=== Supplied records ===

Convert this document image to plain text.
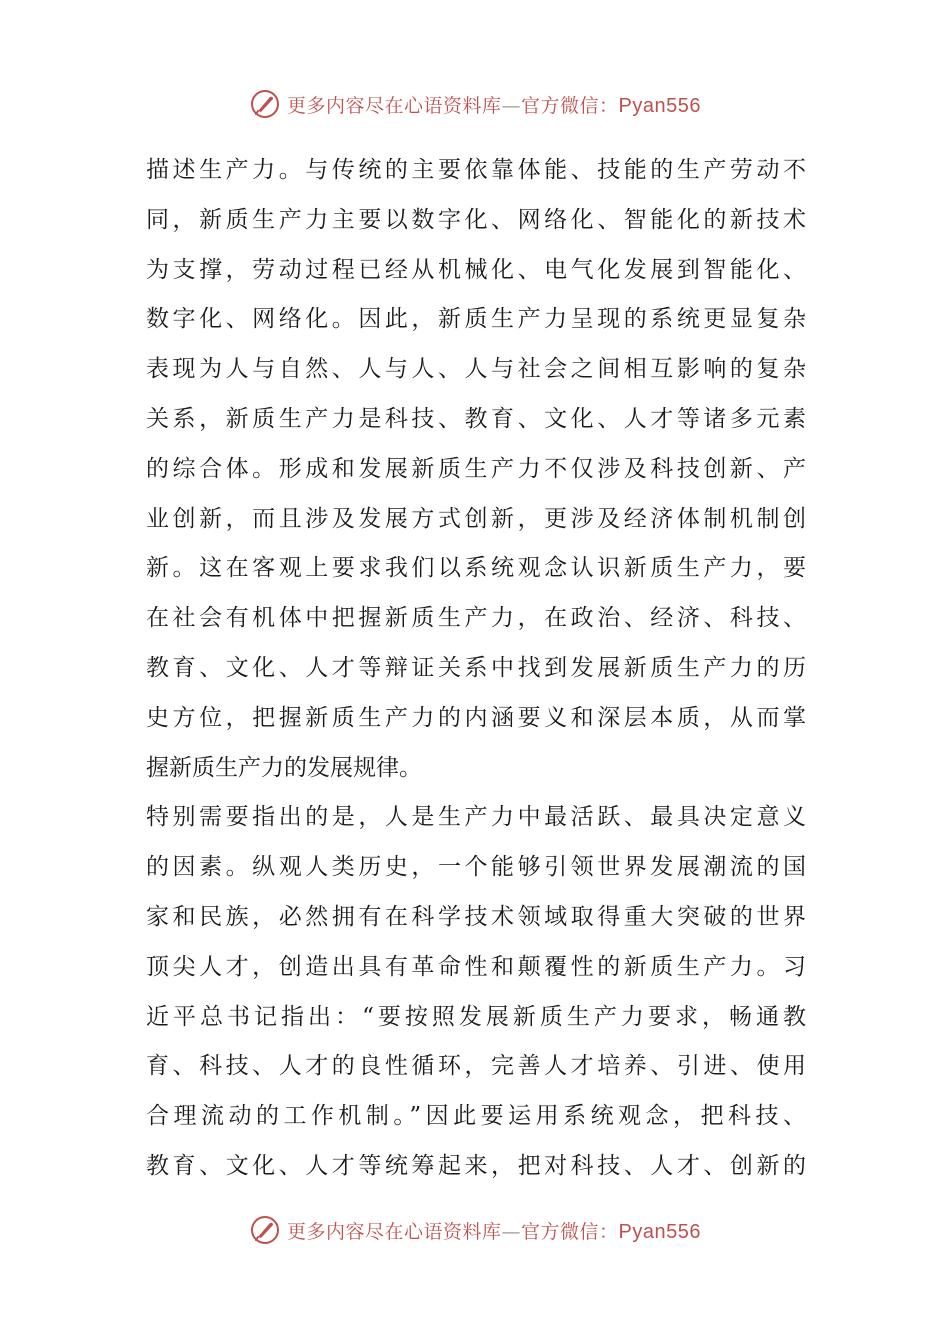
更多内容尽在心语资料库—官方微信：Pyan556
描述生产力。与传统的主要依靠体能、技能的生产劳动不
同，新质生产力主要以数字化、网络化、智能化的新技术
为支撑，劳动过程已经从机械化、电气化发展到智能化、
数字化、网络化。因此，新质生产力呈现的系统更显复杂
表现为人与自然、人与人、人与社会之间相互影响的复杂
关系，新质生产力是科技、教育、文化、人才等诸多元素
的综合体。形成和发展新质生产力不仅涉及科技创新、产
业创新，而且涉及发展方式创新，更涉及经济体制机制创
新。这在客观上要求我们以系统观念认识新质生产力，要
在社会有机体中把握新质生产力，在政治、经济、科技、
教育、文化、人才等辩证关系中找到发展新质生产力的历
史方位，把握新质生产力的内涵要义和深层本质，从而掌
握新质生产力的发展规律。
特别需要指出的是，人是生产力中最活跃、最具决定意义
的因素。纵观人类历史，一个能够引领世界发展潮流的国
家和民族，必然拥有在科学技术领域取得重大突破的世界
顶尖人才，创造出具有革命性和颠覆性的新质生产力。习
近平总书记指出：“要按照发展新质生产力要求，畅通教
育、科技、人才的良性循环，完善人才培养、引进、使用
合理流动的工作机制。”因此要运用系统观念，把科技、
教育、文化、人才等统筹起来，把对科技、人才、创新的
更多内容尽在心语资料库—官方微信：Pyan556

===

Job> Make an exact copy of the records shown above, without the pictures.

Finished answer>
Convert this document image to plain text.
更多内容尽在心语资料库—官方微信：Pyan556
描述生产力。与传统的主要依靠体能、技能的生产劳动不
同，新质生产力主要以数字化、网络化、智能化的新技术
为支撑，劳动过程已经从机械化、电气化发展到智能化、
数字化、网络化。因此，新质生产力呈现的系统更显复杂
表现为人与自然、人与人、人与社会之间相互影响的复杂
关系，新质生产力是科技、教育、文化、人才等诸多元素
的综合体。形成和发展新质生产力不仅涉及科技创新、产
业创新，而且涉及发展方式创新，更涉及经济体制机制创
新。这在客观上要求我们以系统观念认识新质生产力，要
在社会有机体中把握新质生产力，在政治、经济、科技、
教育、文化、人才等辩证关系中找到发展新质生产力的历
史方位，把握新质生产力的内涵要义和深层本质，从而掌
握新质生产力的发展规律。
特别需要指出的是，人是生产力中最活跃、最具决定意义
的因素。纵观人类历史，一个能够引领世界发展潮流的国
家和民族，必然拥有在科学技术领域取得重大突破的世界
顶尖人才，创造出具有革命性和颠覆性的新质生产力。习
近平总书记指出：“要按照发展新质生产力要求，畅通教
育、科技、人才的良性循环，完善人才培养、引进、使用
合理流动的工作机制。”因此要运用系统观念，把科技、
教育、文化、人才等统筹起来，把对科技、人才、创新的
更多内容尽在心语资料库—官方微信：Pyan556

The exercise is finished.